Task goal: Will you restate verbatim the lines running from the line with "Give me a plain-text" to the end of the data, leaving out everything else?

Recorded data:

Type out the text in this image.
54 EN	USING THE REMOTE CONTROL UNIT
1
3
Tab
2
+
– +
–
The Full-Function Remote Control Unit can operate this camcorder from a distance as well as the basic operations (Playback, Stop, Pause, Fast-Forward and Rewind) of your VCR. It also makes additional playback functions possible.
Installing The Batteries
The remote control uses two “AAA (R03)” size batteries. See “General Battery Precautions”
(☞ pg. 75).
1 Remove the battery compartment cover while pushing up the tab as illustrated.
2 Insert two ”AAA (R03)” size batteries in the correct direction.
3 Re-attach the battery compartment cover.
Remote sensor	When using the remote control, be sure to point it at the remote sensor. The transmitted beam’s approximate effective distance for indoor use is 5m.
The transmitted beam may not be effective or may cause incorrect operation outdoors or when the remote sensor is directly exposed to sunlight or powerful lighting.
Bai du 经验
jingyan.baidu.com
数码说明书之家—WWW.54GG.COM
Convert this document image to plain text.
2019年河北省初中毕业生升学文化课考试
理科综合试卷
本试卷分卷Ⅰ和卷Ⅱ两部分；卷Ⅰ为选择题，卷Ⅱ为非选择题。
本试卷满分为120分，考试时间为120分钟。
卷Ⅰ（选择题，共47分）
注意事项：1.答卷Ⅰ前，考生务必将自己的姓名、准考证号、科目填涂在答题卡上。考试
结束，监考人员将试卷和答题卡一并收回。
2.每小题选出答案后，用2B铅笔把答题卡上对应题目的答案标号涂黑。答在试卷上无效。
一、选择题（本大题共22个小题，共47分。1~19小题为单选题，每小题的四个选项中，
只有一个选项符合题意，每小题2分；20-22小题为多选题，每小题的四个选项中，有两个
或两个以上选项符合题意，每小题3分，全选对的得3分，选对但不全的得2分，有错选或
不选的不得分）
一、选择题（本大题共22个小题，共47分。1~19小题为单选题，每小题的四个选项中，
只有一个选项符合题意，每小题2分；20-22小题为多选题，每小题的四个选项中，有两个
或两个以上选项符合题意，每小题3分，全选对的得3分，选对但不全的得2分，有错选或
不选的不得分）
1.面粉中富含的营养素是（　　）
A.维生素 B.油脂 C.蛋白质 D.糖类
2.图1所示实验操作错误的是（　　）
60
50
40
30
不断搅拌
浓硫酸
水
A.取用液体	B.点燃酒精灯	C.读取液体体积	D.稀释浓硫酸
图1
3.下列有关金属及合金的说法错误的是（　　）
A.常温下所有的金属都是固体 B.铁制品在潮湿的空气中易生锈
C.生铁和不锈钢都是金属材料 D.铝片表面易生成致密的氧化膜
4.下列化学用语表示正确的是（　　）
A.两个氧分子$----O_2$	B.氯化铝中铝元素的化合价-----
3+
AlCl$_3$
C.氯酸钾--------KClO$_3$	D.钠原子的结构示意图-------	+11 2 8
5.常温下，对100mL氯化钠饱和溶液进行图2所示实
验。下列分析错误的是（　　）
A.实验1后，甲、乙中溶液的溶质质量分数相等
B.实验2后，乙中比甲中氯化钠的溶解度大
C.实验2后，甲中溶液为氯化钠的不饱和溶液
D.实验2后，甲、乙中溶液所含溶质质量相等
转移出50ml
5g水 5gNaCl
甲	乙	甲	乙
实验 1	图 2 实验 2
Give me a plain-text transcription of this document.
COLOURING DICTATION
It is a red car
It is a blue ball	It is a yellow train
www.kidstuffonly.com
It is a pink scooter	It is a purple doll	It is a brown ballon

Solution to the exercise:
Give me a plain-text transcription of this document.
COLOURING DICTATION
It is a red car
It is a blue ball	It is a yellow train
www.kidstuffonly.com
It is a pink scooter	It is a purple doll	It is a brown ballon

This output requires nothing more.